__WHAT IS NEEDED__: Reproduce the passage from the comment about game theory in card games, starting at "I definitely agree" and ending at "interpreted multiple ways.".

__READING PASSAGE__:
BEGIN

I definitely agree with the theory used here, but see how people use it colloquially much different and how that is just going to lead to arguments.
@setzerg Wow, its amazing how much farther people get outside of the twitter 140 character limit. I certainly agree, that there is some very useful information about comparing cards in a vacuum, especially, with respect to game design. In my opinion, its simply unfortunate that the phrase chosen for that is the same as the academic phrase that means something slightly different (but in many cases yielding the same result). It's the source of confusion and ambiguity, when the same phrase can be interpreted multiple ways.
ReplyDeleteSaying that I'm looking at it on a micro-scale, I don't agree with, though. In any game-strategy analysis, the game is precisely defined and known to all players. Essentially, the format is known, and rules are set, before strategies are determined as optimal or even strictly dominant.
The reason you don't have to make loop holes arguments for every possible card of every possible situation (by the rules of academic game theory) is because game theory assumes your players won't take strictly worse strategies. In each format, you could start broad, saying there are 4 possible strategies, Aggro, Mid-range, Control, and Combo, and those can be divided out to every possible deck that could be constructed, and certain Aggro decks out perform other aggro decks to such a degree, that playing any that aren't of the best two (or 3 or 1 etc), is a strictly worse choice. By this process, you can narrow down the field of potential strategies you could choose, as well as potential strategies your opponent could choose. This would construct the decision alternatives for both players. A card is a strictly better decision for you if running it over another improve my chances of winning against All other viable strategies, or at the least, not make it any worse. This is why I've chosen the Counterbalance example, when selecting cards for play in that format, the CMC is a important aspect to consider, and isn't just a cut and dry rule of Less is better. While in most formats, and most cases it is, I simply wanted to illustrate that such considerations DO need to be made, and a vacuum is inherently not what the academic phrase was meant to handle.

END

Page layout parsing data
BEGIN

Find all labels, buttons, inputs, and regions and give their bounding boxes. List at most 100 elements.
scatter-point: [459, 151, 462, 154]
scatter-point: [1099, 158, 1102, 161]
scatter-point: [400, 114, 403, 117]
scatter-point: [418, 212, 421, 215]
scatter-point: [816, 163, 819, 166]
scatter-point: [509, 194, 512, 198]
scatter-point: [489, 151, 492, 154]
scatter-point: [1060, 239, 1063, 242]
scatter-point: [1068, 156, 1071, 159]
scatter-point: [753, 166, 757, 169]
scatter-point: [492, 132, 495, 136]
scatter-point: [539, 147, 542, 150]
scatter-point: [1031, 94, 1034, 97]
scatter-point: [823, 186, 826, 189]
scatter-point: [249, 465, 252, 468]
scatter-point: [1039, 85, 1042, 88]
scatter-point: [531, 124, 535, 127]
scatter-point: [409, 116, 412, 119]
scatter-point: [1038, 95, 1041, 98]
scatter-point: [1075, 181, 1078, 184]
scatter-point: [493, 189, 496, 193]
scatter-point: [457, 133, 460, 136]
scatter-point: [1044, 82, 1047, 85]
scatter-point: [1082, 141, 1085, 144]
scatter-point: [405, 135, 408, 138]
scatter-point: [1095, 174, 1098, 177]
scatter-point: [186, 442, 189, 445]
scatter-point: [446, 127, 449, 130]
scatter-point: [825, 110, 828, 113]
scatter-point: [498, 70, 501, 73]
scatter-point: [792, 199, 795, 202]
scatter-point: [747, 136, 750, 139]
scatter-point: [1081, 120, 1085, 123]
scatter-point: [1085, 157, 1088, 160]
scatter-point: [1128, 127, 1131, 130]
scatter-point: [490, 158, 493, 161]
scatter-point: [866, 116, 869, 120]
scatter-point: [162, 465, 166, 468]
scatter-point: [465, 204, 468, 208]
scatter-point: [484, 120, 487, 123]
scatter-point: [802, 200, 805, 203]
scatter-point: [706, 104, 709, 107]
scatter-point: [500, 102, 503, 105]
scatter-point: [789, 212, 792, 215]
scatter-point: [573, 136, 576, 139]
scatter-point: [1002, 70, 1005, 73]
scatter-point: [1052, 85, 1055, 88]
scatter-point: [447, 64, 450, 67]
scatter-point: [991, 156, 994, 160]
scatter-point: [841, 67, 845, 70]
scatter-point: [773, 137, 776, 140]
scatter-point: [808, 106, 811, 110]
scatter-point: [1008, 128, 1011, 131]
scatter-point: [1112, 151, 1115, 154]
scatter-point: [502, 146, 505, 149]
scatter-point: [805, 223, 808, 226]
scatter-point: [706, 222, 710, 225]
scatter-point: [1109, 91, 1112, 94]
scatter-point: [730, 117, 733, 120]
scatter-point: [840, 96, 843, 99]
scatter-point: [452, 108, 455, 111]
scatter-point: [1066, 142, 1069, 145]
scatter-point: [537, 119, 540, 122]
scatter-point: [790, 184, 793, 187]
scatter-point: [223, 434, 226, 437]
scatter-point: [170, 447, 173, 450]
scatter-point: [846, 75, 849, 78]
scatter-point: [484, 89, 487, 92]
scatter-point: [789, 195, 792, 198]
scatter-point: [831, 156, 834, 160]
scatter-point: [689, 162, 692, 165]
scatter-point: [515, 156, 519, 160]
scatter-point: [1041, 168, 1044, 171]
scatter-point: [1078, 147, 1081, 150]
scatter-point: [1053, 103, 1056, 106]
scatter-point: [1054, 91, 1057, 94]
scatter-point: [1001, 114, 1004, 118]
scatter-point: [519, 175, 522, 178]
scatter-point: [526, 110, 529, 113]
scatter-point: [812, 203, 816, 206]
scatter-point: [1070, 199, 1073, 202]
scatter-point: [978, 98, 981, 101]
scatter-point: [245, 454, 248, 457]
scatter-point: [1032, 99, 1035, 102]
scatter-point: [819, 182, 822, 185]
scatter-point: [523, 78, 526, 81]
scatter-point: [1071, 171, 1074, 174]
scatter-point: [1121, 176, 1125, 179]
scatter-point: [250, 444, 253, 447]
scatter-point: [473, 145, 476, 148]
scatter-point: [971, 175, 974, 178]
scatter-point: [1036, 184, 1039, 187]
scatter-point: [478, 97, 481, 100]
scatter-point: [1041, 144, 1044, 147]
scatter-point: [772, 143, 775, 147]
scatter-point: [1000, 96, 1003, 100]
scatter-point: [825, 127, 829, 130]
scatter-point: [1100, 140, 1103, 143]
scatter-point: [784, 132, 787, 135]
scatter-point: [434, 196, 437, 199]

END

__ANSWER FOR THE TASK__:
I definitely agree with the theory used here, but see how people use it colloquially much different and how that is just going to lead to arguments.
@setzerg Wow, its amazing how much farther people get outside of the twitter 140 character limit. I certainly agree, that there is some very useful information about comparing cards in a vacuum, especially, with respect to game design. In my opinion, its simply unfortunate that the phrase chosen for that is the same as the academic phrase that means something slightly different (but in many cases yielding the same result). It's the source of confusion and ambiguity, when the same phrase can be interpreted multiple ways.